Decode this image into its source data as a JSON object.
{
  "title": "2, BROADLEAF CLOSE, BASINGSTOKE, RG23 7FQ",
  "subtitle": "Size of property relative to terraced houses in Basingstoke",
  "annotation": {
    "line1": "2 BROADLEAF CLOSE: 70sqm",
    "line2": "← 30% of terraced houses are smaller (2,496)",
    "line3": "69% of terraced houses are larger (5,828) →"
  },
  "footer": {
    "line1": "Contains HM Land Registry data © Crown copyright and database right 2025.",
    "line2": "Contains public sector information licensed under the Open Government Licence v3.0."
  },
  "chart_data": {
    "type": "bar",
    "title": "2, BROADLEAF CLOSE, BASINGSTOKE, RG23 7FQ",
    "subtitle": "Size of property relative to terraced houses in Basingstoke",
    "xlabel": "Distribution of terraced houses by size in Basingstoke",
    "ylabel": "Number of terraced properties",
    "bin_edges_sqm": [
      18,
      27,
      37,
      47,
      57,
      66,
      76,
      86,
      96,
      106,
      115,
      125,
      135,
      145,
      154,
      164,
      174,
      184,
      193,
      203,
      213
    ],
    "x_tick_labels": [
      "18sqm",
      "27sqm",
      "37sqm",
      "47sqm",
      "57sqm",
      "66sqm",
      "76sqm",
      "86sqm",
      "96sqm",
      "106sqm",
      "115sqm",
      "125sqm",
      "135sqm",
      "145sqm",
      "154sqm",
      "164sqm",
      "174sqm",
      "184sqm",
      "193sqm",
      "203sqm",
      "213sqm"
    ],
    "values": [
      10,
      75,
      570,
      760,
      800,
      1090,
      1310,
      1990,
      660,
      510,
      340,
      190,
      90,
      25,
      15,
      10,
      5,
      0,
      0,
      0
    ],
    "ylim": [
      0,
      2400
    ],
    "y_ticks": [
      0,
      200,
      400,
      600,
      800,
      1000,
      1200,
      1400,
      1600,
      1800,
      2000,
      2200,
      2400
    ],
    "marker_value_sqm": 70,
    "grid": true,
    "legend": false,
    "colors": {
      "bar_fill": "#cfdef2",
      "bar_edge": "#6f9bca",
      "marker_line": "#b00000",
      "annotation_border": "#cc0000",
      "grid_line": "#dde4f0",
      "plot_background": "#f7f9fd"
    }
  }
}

==*==

Report each line in the preceding entries that holds the string "property".

  "subtitle": "Size of property relative to terraced houses in Basingstoke",
    "subtitle": "Size of property relative to terraced houses in Basingstoke",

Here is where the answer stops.